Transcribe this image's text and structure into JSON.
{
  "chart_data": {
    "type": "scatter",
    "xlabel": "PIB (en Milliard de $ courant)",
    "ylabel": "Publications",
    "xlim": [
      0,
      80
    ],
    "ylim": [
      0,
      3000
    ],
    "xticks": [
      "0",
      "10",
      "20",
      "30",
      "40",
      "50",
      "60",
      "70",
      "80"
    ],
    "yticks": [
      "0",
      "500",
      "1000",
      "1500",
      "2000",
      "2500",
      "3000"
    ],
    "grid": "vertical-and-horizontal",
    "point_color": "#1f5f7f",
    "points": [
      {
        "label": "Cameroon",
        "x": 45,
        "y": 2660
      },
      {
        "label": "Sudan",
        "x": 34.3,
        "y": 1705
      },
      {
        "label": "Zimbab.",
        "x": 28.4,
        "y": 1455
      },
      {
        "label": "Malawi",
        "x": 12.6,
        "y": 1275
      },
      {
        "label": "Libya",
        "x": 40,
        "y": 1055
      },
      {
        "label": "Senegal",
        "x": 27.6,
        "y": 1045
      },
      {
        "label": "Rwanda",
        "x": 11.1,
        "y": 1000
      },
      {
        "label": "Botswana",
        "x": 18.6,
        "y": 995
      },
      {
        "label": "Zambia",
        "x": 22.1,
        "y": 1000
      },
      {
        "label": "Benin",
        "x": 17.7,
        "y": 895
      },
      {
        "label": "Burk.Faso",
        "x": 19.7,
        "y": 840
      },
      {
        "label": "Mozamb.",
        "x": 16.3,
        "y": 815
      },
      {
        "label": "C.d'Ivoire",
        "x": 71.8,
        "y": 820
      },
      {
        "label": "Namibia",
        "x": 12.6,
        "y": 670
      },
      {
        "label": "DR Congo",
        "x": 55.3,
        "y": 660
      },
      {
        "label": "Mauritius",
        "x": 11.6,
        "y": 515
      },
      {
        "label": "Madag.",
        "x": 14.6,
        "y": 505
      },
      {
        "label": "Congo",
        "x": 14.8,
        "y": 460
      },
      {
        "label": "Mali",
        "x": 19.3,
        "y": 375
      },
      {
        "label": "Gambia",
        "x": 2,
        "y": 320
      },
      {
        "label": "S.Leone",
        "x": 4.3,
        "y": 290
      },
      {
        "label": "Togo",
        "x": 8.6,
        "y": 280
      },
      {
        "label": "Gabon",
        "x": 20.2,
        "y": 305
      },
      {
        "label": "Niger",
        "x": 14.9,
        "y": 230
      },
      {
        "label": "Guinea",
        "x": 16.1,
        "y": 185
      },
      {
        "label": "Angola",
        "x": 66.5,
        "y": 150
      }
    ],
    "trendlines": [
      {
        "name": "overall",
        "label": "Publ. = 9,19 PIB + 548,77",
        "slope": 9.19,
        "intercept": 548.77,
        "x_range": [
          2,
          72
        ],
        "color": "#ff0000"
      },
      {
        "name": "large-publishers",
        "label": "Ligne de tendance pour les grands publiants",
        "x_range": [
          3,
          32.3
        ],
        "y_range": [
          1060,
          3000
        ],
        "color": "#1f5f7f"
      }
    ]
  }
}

★ ★ ★ ★ ★ ★ ★

→ **GIVEN PROBLEM**
Exactly reproduce all of the entries.

→ **REPLY**
Transcribe this image's text and structure into JSON.
{
  "chart_data": {
    "type": "scatter",
    "xlabel": "PIB (en Milliard de $ courant)",
    "ylabel": "Publications",
    "xlim": [
      0,
      80
    ],
    "ylim": [
      0,
      3000
    ],
    "xticks": [
      "0",
      "10",
      "20",
      "30",
      "40",
      "50",
      "60",
      "70",
      "80"
    ],
    "yticks": [
      "0",
      "500",
      "1000",
      "1500",
      "2000",
      "2500",
      "3000"
    ],
    "grid": "vertical-and-horizontal",
    "point_color": "#1f5f7f",
    "points": [
      {
        "label": "Cameroon",
        "x": 45,
        "y": 2660
      },
      {
        "label": "Sudan",
        "x": 34.3,
        "y": 1705
      },
      {
        "label": "Zimbab.",
        "x": 28.4,
        "y": 1455
      },
      {
        "label": "Malawi",
        "x": 12.6,
        "y": 1275
      },
      {
        "label": "Libya",
        "x": 40,
        "y": 1055
      },
      {
        "label": "Senegal",
        "x": 27.6,
        "y": 1045
      },
      {
        "label": "Rwanda",
        "x": 11.1,
        "y": 1000
      },
      {
        "label": "Botswana",
        "x": 18.6,
        "y": 995
      },
      {
        "label": "Zambia",
        "x": 22.1,
        "y": 1000
      },
      {
        "label": "Benin",
        "x": 17.7,
        "y": 895
      },
      {
        "label": "Burk.Faso",
        "x": 19.7,
        "y": 840
      },
      {
        "label": "Mozamb.",
        "x": 16.3,
        "y": 815
      },
      {
        "label": "C.d'Ivoire",
        "x": 71.8,
        "y": 820
      },
      {
        "label": "Namibia",
        "x": 12.6,
        "y": 670
      },
      {
        "label": "DR Congo",
        "x": 55.3,
        "y": 660
      },
      {
        "label": "Mauritius",
        "x": 11.6,
        "y": 515
      },
      {
        "label": "Madag.",
        "x": 14.6,
        "y": 505
      },
      {
        "label": "Congo",
        "x": 14.8,
        "y": 460
      },
      {
        "label": "Mali",
        "x": 19.3,
        "y": 375
      },
      {
        "label": "Gambia",
        "x": 2,
        "y": 320
      },
      {
        "label": "S.Leone",
        "x": 4.3,
        "y": 290
      },
      {
        "label": "Togo",
        "x": 8.6,
        "y": 280
      },
      {
        "label": "Gabon",
        "x": 20.2,
        "y": 305
      },
      {
        "label": "Niger",
        "x": 14.9,
        "y": 230
      },
      {
        "label": "Guinea",
        "x": 16.1,
        "y": 185
      },
      {
        "label": "Angola",
        "x": 66.5,
        "y": 150
      }
    ],
    "trendlines": [
      {
        "name": "overall",
        "label": "Publ. = 9,19 PIB + 548,77",
        "slope": 9.19,
        "intercept": 548.77,
        "x_range": [
          2,
          72
        ],
        "color": "#ff0000"
      },
      {
        "name": "large-publishers",
        "label": "Ligne de tendance pour les grands publiants",
        "x_range": [
          3,
          32.3
        ],
        "y_range": [
          1060,
          3000
        ],
        "color": "#1f5f7f"
      }
    ]
  }
}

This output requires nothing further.